Prompt: Search the material for the string "inconclusive" and copy each line where it occurs.

######

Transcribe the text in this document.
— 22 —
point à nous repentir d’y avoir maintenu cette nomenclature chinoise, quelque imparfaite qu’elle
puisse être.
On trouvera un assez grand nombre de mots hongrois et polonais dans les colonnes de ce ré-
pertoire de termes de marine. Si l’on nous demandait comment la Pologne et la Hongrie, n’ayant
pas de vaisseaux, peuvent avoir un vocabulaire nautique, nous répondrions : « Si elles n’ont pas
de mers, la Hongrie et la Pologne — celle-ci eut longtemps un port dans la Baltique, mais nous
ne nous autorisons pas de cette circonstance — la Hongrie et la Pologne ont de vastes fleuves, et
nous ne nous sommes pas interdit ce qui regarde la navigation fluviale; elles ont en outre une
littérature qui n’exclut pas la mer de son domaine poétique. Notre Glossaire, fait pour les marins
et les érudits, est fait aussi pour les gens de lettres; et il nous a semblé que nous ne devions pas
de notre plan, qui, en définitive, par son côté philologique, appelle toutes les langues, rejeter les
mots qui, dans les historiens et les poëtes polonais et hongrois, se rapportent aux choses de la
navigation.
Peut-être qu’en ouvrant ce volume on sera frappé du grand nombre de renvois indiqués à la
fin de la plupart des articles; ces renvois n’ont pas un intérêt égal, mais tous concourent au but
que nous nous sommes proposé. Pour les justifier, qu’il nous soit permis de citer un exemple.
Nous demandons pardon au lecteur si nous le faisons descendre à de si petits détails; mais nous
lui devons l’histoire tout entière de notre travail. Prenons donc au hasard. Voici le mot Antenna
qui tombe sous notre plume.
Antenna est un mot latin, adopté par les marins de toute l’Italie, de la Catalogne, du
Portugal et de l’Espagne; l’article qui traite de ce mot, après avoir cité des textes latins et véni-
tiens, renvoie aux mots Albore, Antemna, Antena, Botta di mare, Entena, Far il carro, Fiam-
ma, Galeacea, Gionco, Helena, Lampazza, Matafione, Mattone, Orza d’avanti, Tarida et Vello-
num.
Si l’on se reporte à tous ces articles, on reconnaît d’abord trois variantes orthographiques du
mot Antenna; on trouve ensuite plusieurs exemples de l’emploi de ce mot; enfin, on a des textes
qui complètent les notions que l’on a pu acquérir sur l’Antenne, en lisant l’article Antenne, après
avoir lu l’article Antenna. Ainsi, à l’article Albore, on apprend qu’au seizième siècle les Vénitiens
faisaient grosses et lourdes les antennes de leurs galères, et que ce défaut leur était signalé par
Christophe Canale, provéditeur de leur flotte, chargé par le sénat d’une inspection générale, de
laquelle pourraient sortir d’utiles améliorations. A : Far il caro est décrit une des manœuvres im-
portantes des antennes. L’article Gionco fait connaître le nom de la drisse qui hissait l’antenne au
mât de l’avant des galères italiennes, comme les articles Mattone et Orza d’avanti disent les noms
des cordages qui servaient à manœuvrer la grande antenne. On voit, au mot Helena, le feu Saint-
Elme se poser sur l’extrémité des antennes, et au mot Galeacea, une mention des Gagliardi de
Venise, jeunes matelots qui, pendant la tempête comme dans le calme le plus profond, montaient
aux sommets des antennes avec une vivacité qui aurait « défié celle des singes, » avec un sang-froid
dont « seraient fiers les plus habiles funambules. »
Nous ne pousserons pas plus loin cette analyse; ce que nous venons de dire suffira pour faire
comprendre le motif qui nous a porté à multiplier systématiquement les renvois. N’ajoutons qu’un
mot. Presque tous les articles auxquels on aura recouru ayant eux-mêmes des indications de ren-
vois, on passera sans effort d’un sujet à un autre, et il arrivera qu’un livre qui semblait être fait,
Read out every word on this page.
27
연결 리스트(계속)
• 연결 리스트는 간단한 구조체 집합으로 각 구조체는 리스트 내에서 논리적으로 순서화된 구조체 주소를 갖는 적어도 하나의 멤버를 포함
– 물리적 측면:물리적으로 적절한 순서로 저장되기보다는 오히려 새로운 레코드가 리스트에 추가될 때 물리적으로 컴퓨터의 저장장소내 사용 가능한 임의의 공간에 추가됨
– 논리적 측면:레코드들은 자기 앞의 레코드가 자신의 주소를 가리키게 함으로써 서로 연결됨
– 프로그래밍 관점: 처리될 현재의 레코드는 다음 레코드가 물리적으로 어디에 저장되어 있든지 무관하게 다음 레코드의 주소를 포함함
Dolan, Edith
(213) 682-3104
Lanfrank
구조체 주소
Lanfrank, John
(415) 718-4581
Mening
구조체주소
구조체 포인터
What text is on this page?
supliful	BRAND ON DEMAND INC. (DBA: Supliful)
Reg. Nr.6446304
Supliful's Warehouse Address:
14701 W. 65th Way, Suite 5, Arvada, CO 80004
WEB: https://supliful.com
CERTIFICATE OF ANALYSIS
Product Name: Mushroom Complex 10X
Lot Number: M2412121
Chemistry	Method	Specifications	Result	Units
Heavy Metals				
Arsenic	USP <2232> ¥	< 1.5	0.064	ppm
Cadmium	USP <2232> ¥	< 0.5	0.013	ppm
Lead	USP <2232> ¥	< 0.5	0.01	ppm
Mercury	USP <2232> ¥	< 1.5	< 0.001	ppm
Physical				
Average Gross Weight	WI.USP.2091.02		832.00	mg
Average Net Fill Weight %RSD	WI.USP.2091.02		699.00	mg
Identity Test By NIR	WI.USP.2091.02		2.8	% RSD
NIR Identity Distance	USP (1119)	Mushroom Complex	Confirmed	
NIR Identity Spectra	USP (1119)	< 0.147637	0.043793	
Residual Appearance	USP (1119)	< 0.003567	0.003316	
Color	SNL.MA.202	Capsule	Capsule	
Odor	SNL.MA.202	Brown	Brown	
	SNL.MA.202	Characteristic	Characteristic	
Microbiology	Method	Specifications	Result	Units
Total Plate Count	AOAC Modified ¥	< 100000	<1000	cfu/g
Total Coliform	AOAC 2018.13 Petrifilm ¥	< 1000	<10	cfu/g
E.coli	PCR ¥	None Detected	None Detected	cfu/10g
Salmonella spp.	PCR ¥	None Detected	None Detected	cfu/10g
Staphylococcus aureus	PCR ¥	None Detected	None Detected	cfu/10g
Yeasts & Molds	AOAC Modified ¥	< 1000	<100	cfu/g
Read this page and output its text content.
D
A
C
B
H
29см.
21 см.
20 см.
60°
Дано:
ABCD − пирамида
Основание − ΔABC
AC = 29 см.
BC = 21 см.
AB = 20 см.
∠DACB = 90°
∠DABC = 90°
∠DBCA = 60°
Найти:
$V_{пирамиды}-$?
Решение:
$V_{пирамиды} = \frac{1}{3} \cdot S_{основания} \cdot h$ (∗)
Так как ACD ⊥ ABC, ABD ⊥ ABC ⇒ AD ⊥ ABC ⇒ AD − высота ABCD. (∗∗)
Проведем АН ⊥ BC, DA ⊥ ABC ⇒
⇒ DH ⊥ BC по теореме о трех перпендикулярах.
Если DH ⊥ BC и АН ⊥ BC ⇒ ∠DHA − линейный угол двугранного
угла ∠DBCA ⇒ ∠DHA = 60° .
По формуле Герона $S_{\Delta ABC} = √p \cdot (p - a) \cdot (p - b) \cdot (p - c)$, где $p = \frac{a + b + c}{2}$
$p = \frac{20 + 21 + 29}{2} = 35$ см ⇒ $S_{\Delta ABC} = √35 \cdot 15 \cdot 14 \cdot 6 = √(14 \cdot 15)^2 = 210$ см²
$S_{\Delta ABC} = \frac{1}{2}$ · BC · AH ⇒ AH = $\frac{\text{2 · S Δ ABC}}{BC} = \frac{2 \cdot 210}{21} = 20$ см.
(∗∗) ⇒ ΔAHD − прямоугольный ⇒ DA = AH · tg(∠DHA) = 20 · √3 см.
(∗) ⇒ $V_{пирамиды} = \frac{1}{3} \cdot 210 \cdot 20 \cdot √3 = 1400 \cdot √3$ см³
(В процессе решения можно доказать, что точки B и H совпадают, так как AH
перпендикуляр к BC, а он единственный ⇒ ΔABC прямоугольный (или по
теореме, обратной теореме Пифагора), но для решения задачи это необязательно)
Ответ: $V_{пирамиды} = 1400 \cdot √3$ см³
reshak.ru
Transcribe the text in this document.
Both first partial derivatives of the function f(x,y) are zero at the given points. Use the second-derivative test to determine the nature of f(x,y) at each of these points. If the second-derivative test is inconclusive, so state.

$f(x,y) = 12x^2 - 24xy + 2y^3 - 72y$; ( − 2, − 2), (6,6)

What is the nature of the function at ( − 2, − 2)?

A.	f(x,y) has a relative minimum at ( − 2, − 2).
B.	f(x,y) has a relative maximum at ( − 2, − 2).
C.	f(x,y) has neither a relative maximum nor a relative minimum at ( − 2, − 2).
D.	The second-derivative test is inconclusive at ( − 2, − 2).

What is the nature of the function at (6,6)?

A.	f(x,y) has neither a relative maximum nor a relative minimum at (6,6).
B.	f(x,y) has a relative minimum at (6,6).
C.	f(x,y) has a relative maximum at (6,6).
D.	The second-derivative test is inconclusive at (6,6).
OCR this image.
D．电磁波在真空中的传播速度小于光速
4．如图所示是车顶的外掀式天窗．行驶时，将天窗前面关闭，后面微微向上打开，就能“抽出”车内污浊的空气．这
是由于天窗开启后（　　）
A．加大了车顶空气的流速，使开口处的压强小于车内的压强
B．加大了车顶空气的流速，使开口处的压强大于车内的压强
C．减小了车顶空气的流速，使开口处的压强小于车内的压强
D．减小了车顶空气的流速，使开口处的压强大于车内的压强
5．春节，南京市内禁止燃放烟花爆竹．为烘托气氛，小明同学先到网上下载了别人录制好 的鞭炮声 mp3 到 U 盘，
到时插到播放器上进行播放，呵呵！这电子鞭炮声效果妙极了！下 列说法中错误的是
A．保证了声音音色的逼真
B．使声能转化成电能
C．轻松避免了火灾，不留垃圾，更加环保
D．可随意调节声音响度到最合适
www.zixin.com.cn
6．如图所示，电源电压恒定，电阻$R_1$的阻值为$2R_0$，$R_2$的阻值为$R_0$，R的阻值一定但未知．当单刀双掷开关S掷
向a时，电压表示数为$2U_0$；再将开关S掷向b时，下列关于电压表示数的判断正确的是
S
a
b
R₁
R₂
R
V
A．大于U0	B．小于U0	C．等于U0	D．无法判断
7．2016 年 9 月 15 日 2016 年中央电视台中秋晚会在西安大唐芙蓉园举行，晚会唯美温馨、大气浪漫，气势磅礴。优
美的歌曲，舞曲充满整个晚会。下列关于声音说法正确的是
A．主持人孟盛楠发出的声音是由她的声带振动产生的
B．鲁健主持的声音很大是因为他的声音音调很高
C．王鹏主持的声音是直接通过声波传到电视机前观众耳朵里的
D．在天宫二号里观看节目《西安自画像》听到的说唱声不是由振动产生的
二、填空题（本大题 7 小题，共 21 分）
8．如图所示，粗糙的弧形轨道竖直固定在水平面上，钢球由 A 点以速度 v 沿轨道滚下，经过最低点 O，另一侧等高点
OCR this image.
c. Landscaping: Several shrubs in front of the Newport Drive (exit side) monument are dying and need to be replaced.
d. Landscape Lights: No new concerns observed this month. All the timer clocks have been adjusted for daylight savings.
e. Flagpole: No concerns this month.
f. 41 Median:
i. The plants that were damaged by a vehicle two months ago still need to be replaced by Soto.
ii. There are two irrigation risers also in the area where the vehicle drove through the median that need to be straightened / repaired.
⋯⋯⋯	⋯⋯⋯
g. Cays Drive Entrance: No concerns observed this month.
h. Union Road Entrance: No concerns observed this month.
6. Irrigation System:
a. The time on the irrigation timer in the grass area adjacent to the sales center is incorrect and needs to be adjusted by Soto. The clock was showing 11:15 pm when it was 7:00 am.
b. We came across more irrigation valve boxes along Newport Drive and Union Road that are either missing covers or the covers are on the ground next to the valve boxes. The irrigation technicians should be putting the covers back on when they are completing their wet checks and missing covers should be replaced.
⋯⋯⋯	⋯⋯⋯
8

######

The solution:
Both first partial derivatives of the function f(x,y) are zero at the given points. Use the second-derivative test to determine the nature of f(x,y) at each of these points. If the second-derivative test is inconclusive, so state.
D.	The second-derivative test is inconclusive at ( − 2, − 2).
D.	The second-derivative test is inconclusive at (6,6).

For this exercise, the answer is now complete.